**Instructions to follow**
Search the material and gather each line with "электронного" in it.

(Stored entries)
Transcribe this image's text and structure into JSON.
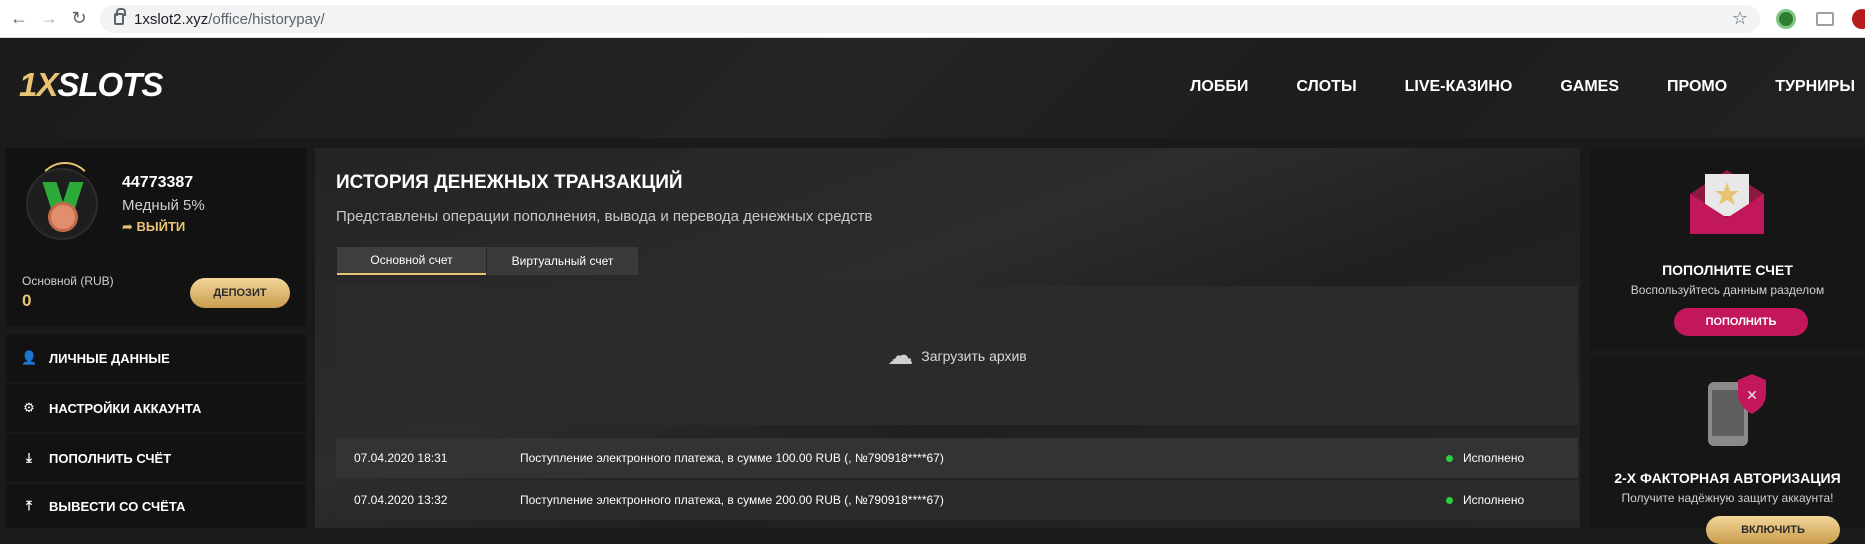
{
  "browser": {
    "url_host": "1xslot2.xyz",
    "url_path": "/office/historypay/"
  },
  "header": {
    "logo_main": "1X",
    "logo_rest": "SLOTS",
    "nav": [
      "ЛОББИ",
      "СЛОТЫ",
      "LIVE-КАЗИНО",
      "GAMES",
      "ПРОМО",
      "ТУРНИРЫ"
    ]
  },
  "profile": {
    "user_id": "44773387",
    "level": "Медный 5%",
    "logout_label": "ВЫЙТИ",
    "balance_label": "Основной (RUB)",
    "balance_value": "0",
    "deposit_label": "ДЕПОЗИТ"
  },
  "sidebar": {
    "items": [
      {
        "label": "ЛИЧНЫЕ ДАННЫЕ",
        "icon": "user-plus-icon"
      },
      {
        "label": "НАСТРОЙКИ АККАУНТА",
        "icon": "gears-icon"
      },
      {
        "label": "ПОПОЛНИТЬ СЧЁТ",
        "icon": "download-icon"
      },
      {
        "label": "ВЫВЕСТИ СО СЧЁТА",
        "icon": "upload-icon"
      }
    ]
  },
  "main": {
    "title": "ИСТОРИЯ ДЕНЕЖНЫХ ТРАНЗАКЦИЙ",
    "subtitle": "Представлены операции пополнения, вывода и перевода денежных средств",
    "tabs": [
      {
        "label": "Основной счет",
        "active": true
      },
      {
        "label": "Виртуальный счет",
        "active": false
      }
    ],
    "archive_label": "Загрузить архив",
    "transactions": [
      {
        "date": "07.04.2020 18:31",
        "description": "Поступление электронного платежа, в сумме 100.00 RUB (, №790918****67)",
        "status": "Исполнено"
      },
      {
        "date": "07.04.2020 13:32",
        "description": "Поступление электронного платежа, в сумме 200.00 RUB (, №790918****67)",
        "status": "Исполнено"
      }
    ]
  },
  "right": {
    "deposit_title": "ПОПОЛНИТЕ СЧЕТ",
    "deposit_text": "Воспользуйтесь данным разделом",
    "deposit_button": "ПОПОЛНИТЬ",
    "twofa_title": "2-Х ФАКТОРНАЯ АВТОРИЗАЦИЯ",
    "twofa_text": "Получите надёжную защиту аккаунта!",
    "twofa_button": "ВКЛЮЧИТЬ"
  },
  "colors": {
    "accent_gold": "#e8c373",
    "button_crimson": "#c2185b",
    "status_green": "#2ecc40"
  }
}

**Completed exercise**
        "description": "Поступление электронного платежа, в сумме 100.00 RUB (, №790918****67)",
        "description": "Поступление электронного платежа, в сумме 200.00 RUB (, №790918****67)",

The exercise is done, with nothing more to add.